Records about charts and figures:
========

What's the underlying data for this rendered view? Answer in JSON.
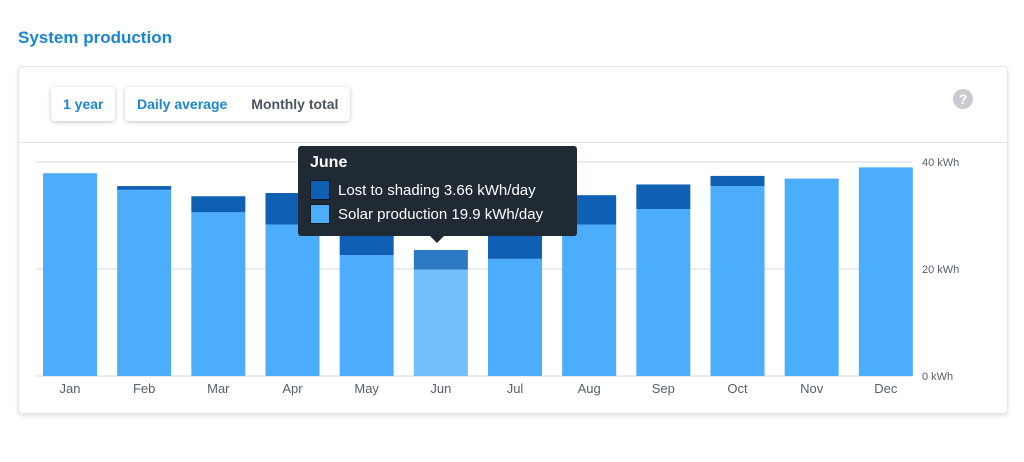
{
  "page": {
    "section_title": "System production"
  },
  "controls": {
    "range_label": "1 year",
    "daily_label": "Daily average",
    "monthly_label": "Monthly total",
    "help_label": "?"
  },
  "colors": {
    "production": "#4dadfd",
    "production_hover": "#73bffc",
    "shading": "#0f60b5",
    "shading_hover": "#2e79c4",
    "grid": "#e3e6e9",
    "axis_text": "#555f69"
  },
  "tooltip": {
    "title": "June",
    "shading_label": "Lost to shading 3.66 kWh/day",
    "production_label": "Solar production 19.9 kWh/day"
  },
  "chart_data": {
    "type": "bar",
    "stacked": true,
    "categories": [
      "Jan",
      "Feb",
      "Mar",
      "Apr",
      "May",
      "Jun",
      "Jul",
      "Aug",
      "Sep",
      "Oct",
      "Nov",
      "Dec"
    ],
    "series": [
      {
        "name": "Solar production",
        "values": [
          37.9,
          34.8,
          30.6,
          28.3,
          22.6,
          19.9,
          21.9,
          28.3,
          31.2,
          35.5,
          36.9,
          39.0
        ]
      },
      {
        "name": "Lost to shading",
        "values": [
          0,
          0.7,
          3.0,
          5.9,
          9.9,
          3.66,
          7.5,
          5.5,
          4.6,
          1.9,
          0,
          0
        ]
      }
    ],
    "y_ticks": [
      "0 kWh",
      "20 kWh",
      "40 kWh"
    ],
    "ylim": [
      0,
      40
    ],
    "highlighted": "Jun",
    "grid": true
  }
}
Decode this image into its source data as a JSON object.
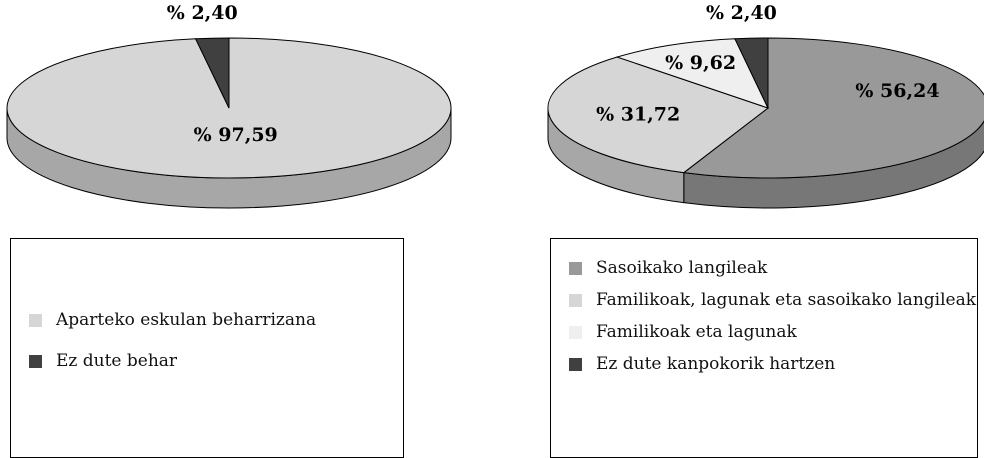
{
  "chart_data": [
    {
      "type": "pie",
      "categories": [
        "Aparteko eskulan beharrizana",
        "Ez dute behar"
      ],
      "values": [
        97.59,
        2.4
      ],
      "value_labels": [
        "% 97,59",
        "% 2,40"
      ],
      "colors": [
        "#d6d6d6",
        "#404040"
      ]
    },
    {
      "type": "pie",
      "categories": [
        "Sasoikako langileak",
        "Familikoak, lagunak eta sasoikako langileak",
        "Familikoak eta lagunak",
        "Ez dute kanpokorik hartzen"
      ],
      "values": [
        56.24,
        31.72,
        9.62,
        2.4
      ],
      "value_labels": [
        "% 56,24",
        "% 31,72",
        "% 9,62",
        "% 2,40"
      ],
      "colors": [
        "#999999",
        "#d6d6d6",
        "#efefef",
        "#404040"
      ]
    }
  ]
}
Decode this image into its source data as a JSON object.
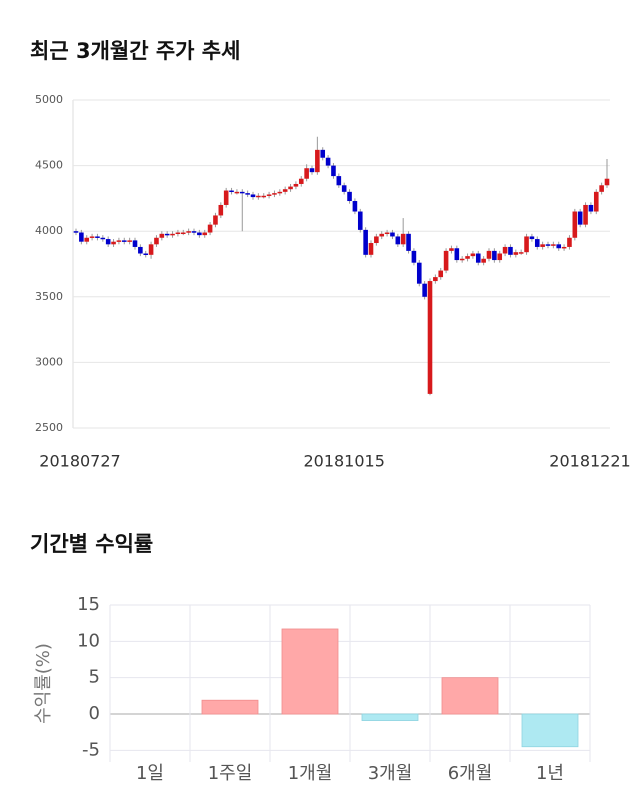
{
  "chart_data": [
    {
      "type": "candlestick",
      "title": "최근 3개월간 주가 추세",
      "categories": [
        "20180727",
        null,
        null,
        null,
        null,
        null,
        null,
        null,
        null,
        null,
        null,
        null,
        null,
        null,
        null,
        null,
        null,
        null,
        null,
        null,
        null,
        null,
        null,
        null,
        null,
        null,
        null,
        null,
        null,
        null,
        null,
        null,
        null,
        null,
        null,
        null,
        null,
        null,
        null,
        null,
        null,
        null,
        null,
        null,
        null,
        null,
        null,
        null,
        null,
        null,
        "20181015",
        null,
        null,
        null,
        null,
        null,
        null,
        null,
        null,
        null,
        null,
        null,
        null,
        null,
        null,
        null,
        null,
        null,
        null,
        null,
        null,
        null,
        null,
        null,
        null,
        null,
        null,
        null,
        null,
        null,
        null,
        null,
        null,
        null,
        null,
        null,
        null,
        null,
        null,
        null,
        null,
        null,
        null,
        null,
        null,
        null,
        null,
        null,
        null,
        "20181221"
      ],
      "open": [
        4000,
        3990,
        3920,
        3950,
        3960,
        3950,
        3940,
        3900,
        3920,
        3930,
        3920,
        3930,
        3880,
        3830,
        3820,
        3900,
        3950,
        3980,
        3970,
        3980,
        3990,
        3990,
        4000,
        3990,
        3970,
        3990,
        4050,
        4120,
        4200,
        4310,
        4300,
        4300,
        4290,
        4280,
        4260,
        4270,
        4270,
        4280,
        4290,
        4300,
        4320,
        4340,
        4360,
        4400,
        4480,
        4450,
        4620,
        4560,
        4500,
        4420,
        4350,
        4300,
        4230,
        4150,
        4010,
        3820,
        3910,
        3960,
        3980,
        3990,
        3960,
        3900,
        3980,
        3850,
        3760,
        3600,
        2760,
        3620,
        3650,
        3700,
        3850,
        3870,
        3780,
        3790,
        3810,
        3830,
        3760,
        3790,
        3850,
        3780,
        3830,
        3880,
        3820,
        3840,
        3840,
        3960,
        3940,
        3880,
        3900,
        3890,
        3900,
        3870,
        3880,
        3950,
        4150,
        4050,
        4200,
        4150,
        4300,
        4350
      ],
      "high": [
        4020,
        4010,
        3970,
        3980,
        3980,
        3970,
        3960,
        3940,
        3950,
        3950,
        3950,
        3950,
        3900,
        3850,
        3920,
        3970,
        4000,
        4000,
        4000,
        4010,
        4010,
        4020,
        4020,
        4010,
        4010,
        4070,
        4140,
        4220,
        4330,
        4330,
        4320,
        4320,
        4310,
        4300,
        4290,
        4290,
        4300,
        4310,
        4320,
        4340,
        4360,
        4380,
        4420,
        4510,
        4500,
        4720,
        4640,
        4580,
        4520,
        4440,
        4370,
        4320,
        4250,
        4170,
        4030,
        3930,
        3980,
        4000,
        4010,
        4010,
        3980,
        4100,
        4000,
        3870,
        3780,
        3620,
        3640,
        3670,
        3720,
        3870,
        3890,
        3890,
        3810,
        3830,
        3850,
        3850,
        3810,
        3870,
        3870,
        3850,
        3900,
        3900,
        3860,
        3860,
        3980,
        3980,
        3960,
        3920,
        3920,
        3920,
        3920,
        3900,
        3970,
        4170,
        4170,
        4220,
        4220,
        4320,
        4370,
        4550
      ],
      "low": [
        3970,
        3900,
        3900,
        3930,
        3930,
        3920,
        3880,
        3880,
        3900,
        3900,
        3900,
        3860,
        3810,
        3800,
        3790,
        3880,
        3930,
        3950,
        3950,
        3960,
        3970,
        3970,
        3970,
        3950,
        3950,
        3970,
        4030,
        4100,
        4180,
        4280,
        4280,
        4000,
        4260,
        4240,
        4240,
        4250,
        4250,
        4260,
        4270,
        4280,
        4300,
        4320,
        4340,
        4380,
        4430,
        4430,
        4540,
        4480,
        4400,
        4330,
        4280,
        4210,
        4130,
        3990,
        3800,
        3800,
        3890,
        3940,
        3960,
        3940,
        3880,
        3880,
        3830,
        3740,
        3580,
        3480,
        2750,
        3600,
        3630,
        3680,
        3830,
        3760,
        3760,
        3770,
        3790,
        3740,
        3740,
        3770,
        3760,
        3760,
        3810,
        3800,
        3800,
        3820,
        3820,
        3920,
        3860,
        3860,
        3870,
        3870,
        3850,
        3850,
        3860,
        3930,
        4030,
        4030,
        4130,
        4130,
        4280,
        4330
      ],
      "close": [
        3990,
        3920,
        3950,
        3960,
        3950,
        3940,
        3900,
        3920,
        3930,
        3920,
        3930,
        3880,
        3830,
        3820,
        3900,
        3950,
        3980,
        3970,
        3980,
        3990,
        3990,
        4000,
        3990,
        3970,
        3990,
        4050,
        4120,
        4200,
        4310,
        4300,
        4300,
        4290,
        4280,
        4260,
        4270,
        4270,
        4280,
        4290,
        4300,
        4320,
        4340,
        4360,
        4400,
        4480,
        4450,
        4620,
        4560,
        4500,
        4420,
        4350,
        4300,
        4230,
        4150,
        4010,
        3820,
        3910,
        3960,
        3980,
        3990,
        3960,
        3900,
        3980,
        3850,
        3760,
        3600,
        3500,
        3620,
        3650,
        3700,
        3850,
        3870,
        3780,
        3790,
        3810,
        3830,
        3760,
        3790,
        3850,
        3780,
        3830,
        3880,
        3820,
        3840,
        3840,
        3960,
        3940,
        3880,
        3900,
        3890,
        3900,
        3870,
        3880,
        3950,
        4150,
        4050,
        4200,
        4150,
        4300,
        4350,
        4400
      ],
      "up_color": "#d7191c",
      "down_color": "#0000cc",
      "ylim": [
        2500,
        5000
      ],
      "yticks": [
        2500,
        3000,
        3500,
        4000,
        4500,
        5000
      ],
      "grid": true
    },
    {
      "type": "bar",
      "title": "기간별 수익률",
      "ylabel": "수익률(%)",
      "categories": [
        "1일",
        "1주일",
        "1개월",
        "3개월",
        "6개월",
        "1년"
      ],
      "values": [
        0,
        1.9,
        11.7,
        -0.9,
        5.0,
        -4.5
      ],
      "positive_color": "#ffa8a8",
      "negative_color": "#aee9f2",
      "ylim": [
        -6.6,
        15
      ],
      "yticks": [
        -5,
        0,
        5,
        10,
        15
      ],
      "grid": true
    }
  ]
}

========

SET TASK: Determine how many lines of the listing above include the word "grid", and report that number only.

IN RESPONSE: 4